- [WHAT TO DO]: Reproduce every line in the listing that contains the word "Naliczanie".
----------------------------------------
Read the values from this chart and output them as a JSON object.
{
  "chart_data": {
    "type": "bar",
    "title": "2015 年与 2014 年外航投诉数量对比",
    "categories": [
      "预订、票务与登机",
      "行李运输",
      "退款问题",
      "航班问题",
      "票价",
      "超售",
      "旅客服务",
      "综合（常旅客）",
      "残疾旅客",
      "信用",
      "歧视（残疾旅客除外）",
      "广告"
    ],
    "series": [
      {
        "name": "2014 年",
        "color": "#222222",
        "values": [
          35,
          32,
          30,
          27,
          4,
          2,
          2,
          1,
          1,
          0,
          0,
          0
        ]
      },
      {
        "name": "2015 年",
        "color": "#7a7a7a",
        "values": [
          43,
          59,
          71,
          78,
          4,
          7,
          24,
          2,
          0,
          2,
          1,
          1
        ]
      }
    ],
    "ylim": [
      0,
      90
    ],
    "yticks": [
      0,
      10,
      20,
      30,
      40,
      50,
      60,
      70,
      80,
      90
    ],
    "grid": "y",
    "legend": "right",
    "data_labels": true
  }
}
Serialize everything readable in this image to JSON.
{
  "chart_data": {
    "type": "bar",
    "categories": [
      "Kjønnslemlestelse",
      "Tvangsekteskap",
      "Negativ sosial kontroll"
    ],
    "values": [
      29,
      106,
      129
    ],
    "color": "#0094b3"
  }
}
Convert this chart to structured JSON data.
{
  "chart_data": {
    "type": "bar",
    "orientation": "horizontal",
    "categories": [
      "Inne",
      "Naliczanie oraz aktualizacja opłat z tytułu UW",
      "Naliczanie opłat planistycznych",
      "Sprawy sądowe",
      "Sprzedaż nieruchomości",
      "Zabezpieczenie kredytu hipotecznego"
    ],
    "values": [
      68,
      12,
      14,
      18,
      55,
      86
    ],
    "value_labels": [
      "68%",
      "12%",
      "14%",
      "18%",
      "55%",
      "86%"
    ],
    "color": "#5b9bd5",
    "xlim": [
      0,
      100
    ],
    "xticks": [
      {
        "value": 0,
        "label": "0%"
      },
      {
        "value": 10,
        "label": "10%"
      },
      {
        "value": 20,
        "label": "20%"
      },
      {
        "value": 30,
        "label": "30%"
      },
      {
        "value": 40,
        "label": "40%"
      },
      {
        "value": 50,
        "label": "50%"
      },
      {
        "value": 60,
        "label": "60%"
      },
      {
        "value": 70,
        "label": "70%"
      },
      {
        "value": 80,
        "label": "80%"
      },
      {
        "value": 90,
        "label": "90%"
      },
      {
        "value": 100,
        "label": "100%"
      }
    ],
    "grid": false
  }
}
----------------------------------------
- [THE ANSWER]:
      "Naliczanie oraz aktualizacja opłat z tytułu UW",
      "Naliczanie opłat planistycznych",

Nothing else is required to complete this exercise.